-- begin --

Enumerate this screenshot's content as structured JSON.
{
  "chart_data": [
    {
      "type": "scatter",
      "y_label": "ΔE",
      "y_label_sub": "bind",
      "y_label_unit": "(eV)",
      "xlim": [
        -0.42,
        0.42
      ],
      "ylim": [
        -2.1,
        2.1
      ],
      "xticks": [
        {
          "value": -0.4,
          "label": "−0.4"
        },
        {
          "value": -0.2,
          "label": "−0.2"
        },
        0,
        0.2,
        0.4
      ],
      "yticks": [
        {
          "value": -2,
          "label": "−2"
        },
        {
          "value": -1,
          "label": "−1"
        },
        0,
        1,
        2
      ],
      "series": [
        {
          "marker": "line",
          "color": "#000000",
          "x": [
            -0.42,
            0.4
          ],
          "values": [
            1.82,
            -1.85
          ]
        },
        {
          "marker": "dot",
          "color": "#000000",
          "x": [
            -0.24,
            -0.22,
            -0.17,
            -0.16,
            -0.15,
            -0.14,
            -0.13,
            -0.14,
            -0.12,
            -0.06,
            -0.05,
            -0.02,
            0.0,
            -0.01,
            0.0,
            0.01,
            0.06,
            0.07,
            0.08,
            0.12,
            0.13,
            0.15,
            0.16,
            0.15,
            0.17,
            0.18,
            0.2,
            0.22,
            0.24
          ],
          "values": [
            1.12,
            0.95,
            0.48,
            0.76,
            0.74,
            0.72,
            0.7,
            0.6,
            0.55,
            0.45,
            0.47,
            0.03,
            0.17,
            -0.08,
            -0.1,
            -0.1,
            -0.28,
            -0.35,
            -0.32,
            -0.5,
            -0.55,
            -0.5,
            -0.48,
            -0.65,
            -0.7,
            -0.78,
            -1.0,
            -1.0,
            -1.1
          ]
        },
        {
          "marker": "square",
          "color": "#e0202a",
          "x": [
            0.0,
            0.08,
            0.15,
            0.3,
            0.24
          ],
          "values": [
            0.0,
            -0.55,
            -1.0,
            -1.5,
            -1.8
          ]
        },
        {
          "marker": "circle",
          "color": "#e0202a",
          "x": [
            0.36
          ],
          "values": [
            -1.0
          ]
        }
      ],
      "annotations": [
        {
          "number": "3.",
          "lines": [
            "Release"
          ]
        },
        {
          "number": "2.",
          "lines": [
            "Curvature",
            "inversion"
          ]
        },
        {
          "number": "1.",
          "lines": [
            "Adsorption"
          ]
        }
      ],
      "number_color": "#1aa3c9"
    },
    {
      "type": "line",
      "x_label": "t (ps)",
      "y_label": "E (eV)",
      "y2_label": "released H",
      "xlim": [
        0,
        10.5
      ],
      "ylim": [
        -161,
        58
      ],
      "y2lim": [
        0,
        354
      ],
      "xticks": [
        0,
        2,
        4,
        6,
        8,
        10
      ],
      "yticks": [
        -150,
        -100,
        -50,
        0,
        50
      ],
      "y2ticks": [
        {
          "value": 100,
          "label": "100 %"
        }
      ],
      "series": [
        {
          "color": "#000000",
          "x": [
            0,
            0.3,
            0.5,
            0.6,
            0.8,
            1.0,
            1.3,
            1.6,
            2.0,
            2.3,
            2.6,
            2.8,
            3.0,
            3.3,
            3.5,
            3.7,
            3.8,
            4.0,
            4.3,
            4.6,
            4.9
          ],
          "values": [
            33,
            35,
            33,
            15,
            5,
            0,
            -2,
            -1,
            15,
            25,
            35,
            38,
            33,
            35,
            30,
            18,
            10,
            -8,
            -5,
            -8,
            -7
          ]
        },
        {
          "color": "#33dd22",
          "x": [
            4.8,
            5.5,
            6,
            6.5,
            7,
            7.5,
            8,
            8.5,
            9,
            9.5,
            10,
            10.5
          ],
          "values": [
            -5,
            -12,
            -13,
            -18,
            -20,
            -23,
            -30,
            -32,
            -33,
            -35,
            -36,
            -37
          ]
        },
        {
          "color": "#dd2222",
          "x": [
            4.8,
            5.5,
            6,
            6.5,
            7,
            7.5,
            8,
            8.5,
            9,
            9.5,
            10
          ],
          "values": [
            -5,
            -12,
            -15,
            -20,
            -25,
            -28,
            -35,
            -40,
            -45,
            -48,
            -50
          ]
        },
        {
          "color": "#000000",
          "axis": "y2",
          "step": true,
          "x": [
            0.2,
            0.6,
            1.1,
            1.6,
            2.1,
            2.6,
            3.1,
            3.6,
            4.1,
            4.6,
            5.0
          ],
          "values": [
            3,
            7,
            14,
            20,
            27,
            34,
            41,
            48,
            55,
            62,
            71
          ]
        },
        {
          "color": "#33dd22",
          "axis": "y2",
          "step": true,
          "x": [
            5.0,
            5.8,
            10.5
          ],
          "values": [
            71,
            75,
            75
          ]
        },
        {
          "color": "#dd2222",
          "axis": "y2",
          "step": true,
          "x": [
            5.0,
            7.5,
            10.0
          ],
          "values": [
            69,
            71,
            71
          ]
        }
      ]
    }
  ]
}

-- end --

# [Problem details]
Output the records verbatim, from the first line to the last.

# [Result]
Enumerate this screenshot's content as structured JSON.
{
  "chart_data": [
    {
      "type": "scatter",
      "y_label": "ΔE",
      "y_label_sub": "bind",
      "y_label_unit": "(eV)",
      "xlim": [
        -0.42,
        0.42
      ],
      "ylim": [
        -2.1,
        2.1
      ],
      "xticks": [
        {
          "value": -0.4,
          "label": "−0.4"
        },
        {
          "value": -0.2,
          "label": "−0.2"
        },
        0,
        0.2,
        0.4
      ],
      "yticks": [
        {
          "value": -2,
          "label": "−2"
        },
        {
          "value": -1,
          "label": "−1"
        },
        0,
        1,
        2
      ],
      "series": [
        {
          "marker": "line",
          "color": "#000000",
          "x": [
            -0.42,
            0.4
          ],
          "values": [
            1.82,
            -1.85
          ]
        },
        {
          "marker": "dot",
          "color": "#000000",
          "x": [
            -0.24,
            -0.22,
            -0.17,
            -0.16,
            -0.15,
            -0.14,
            -0.13,
            -0.14,
            -0.12,
            -0.06,
            -0.05,
            -0.02,
            0.0,
            -0.01,
            0.0,
            0.01,
            0.06,
            0.07,
            0.08,
            0.12,
            0.13,
            0.15,
            0.16,
            0.15,
            0.17,
            0.18,
            0.2,
            0.22,
            0.24
          ],
          "values": [
            1.12,
            0.95,
            0.48,
            0.76,
            0.74,
            0.72,
            0.7,
            0.6,
            0.55,
            0.45,
            0.47,
            0.03,
            0.17,
            -0.08,
            -0.1,
            -0.1,
            -0.28,
            -0.35,
            -0.32,
            -0.5,
            -0.55,
            -0.5,
            -0.48,
            -0.65,
            -0.7,
            -0.78,
            -1.0,
            -1.0,
            -1.1
          ]
        },
        {
          "marker": "square",
          "color": "#e0202a",
          "x": [
            0.0,
            0.08,
            0.15,
            0.3,
            0.24
          ],
          "values": [
            0.0,
            -0.55,
            -1.0,
            -1.5,
            -1.8
          ]
        },
        {
          "marker": "circle",
          "color": "#e0202a",
          "x": [
            0.36
          ],
          "values": [
            -1.0
          ]
        }
      ],
      "annotations": [
        {
          "number": "3.",
          "lines": [
            "Release"
          ]
        },
        {
          "number": "2.",
          "lines": [
            "Curvature",
            "inversion"
          ]
        },
        {
          "number": "1.",
          "lines": [
            "Adsorption"
          ]
        }
      ],
      "number_color": "#1aa3c9"
    },
    {
      "type": "line",
      "x_label": "t (ps)",
      "y_label": "E (eV)",
      "y2_label": "released H",
      "xlim": [
        0,
        10.5
      ],
      "ylim": [
        -161,
        58
      ],
      "y2lim": [
        0,
        354
      ],
      "xticks": [
        0,
        2,
        4,
        6,
        8,
        10
      ],
      "yticks": [
        -150,
        -100,
        -50,
        0,
        50
      ],
      "y2ticks": [
        {
          "value": 100,
          "label": "100 %"
        }
      ],
      "series": [
        {
          "color": "#000000",
          "x": [
            0,
            0.3,
            0.5,
            0.6,
            0.8,
            1.0,
            1.3,
            1.6,
            2.0,
            2.3,
            2.6,
            2.8,
            3.0,
            3.3,
            3.5,
            3.7,
            3.8,
            4.0,
            4.3,
            4.6,
            4.9
          ],
          "values": [
            33,
            35,
            33,
            15,
            5,
            0,
            -2,
            -1,
            15,
            25,
            35,
            38,
            33,
            35,
            30,
            18,
            10,
            -8,
            -5,
            -8,
            -7
          ]
        },
        {
          "color": "#33dd22",
          "x": [
            4.8,
            5.5,
            6,
            6.5,
            7,
            7.5,
            8,
            8.5,
            9,
            9.5,
            10,
            10.5
          ],
          "values": [
            -5,
            -12,
            -13,
            -18,
            -20,
            -23,
            -30,
            -32,
            -33,
            -35,
            -36,
            -37
          ]
        },
        {
          "color": "#dd2222",
          "x": [
            4.8,
            5.5,
            6,
            6.5,
            7,
            7.5,
            8,
            8.5,
            9,
            9.5,
            10
          ],
          "values": [
            -5,
            -12,
            -15,
            -20,
            -25,
            -28,
            -35,
            -40,
            -45,
            -48,
            -50
          ]
        },
        {
          "color": "#000000",
          "axis": "y2",
          "step": true,
          "x": [
            0.2,
            0.6,
            1.1,
            1.6,
            2.1,
            2.6,
            3.1,
            3.6,
            4.1,
            4.6,
            5.0
          ],
          "values": [
            3,
            7,
            14,
            20,
            27,
            34,
            41,
            48,
            55,
            62,
            71
          ]
        },
        {
          "color": "#33dd22",
          "axis": "y2",
          "step": true,
          "x": [
            5.0,
            5.8,
            10.5
          ],
          "values": [
            71,
            75,
            75
          ]
        },
        {
          "color": "#dd2222",
          "axis": "y2",
          "step": true,
          "x": [
            5.0,
            7.5,
            10.0
          ],
          "values": [
            69,
            71,
            71
          ]
        }
      ]
    }
  ]
}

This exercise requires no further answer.